Isolate every line in the records below with "وعلى" in it.
── Records for this task ──
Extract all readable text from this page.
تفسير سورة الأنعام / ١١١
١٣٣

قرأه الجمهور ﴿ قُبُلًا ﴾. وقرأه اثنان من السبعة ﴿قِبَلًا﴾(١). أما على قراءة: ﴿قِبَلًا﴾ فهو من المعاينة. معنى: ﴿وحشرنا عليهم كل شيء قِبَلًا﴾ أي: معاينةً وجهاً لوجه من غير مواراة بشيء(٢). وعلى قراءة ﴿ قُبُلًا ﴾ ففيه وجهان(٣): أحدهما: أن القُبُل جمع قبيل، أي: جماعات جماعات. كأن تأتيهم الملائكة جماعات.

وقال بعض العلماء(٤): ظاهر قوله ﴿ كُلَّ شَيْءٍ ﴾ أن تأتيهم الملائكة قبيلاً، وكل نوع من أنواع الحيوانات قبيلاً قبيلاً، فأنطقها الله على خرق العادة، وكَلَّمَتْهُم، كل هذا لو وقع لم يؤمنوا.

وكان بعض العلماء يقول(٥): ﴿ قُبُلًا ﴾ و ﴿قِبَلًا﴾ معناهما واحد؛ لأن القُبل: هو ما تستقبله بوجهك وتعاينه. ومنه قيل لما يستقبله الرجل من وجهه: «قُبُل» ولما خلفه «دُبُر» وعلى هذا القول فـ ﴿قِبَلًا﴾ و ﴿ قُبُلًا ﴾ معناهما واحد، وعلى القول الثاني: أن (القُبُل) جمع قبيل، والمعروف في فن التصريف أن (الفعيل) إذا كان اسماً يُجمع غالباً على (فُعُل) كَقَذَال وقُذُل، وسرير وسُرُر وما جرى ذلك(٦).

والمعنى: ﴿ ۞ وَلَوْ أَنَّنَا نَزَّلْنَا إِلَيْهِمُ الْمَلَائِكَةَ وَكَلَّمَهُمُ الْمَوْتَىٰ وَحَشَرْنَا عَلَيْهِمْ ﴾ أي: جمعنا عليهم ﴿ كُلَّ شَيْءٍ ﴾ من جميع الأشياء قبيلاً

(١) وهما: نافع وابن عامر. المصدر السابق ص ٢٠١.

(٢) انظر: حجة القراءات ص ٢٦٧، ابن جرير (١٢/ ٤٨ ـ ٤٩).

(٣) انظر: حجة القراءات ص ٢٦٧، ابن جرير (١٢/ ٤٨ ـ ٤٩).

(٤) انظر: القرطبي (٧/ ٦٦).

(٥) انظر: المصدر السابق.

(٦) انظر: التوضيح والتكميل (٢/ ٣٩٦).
───
> [Answer for this exercise]:
قرأه الجمهور ﴿ قُبُلًا ﴾. وقرأه اثنان من السبعة ﴿قِبَلًا﴾(١). أما على قراءة: ﴿قِبَلًا﴾ فهو من المعاينة. معنى: ﴿وحشرنا عليهم كل شيء قِبَلًا﴾ أي: معاينةً وجهاً لوجه من غير مواراة بشيء(٢). وعلى قراءة ﴿ قُبُلًا ﴾ ففيه وجهان(٣): أحدهما: أن القُبُل جمع قبيل، أي: جماعات جماعات. كأن تأتيهم الملائكة جماعات.
وكان بعض العلماء يقول(٥): ﴿ قُبُلًا ﴾ و ﴿قِبَلًا﴾ معناهما واحد؛ لأن القُبل: هو ما تستقبله بوجهك وتعاينه. ومنه قيل لما يستقبله الرجل من وجهه: «قُبُل» ولما خلفه «دُبُر» وعلى هذا القول فـ ﴿قِبَلًا﴾ و ﴿ قُبُلًا ﴾ معناهما واحد، وعلى القول الثاني: أن (القُبُل) جمع قبيل، والمعروف في فن التصريف أن (الفعيل) إذا كان اسماً يُجمع غالباً على (فُعُل) كَقَذَال وقُذُل، وسرير وسُرُر وما جرى ذلك(٦).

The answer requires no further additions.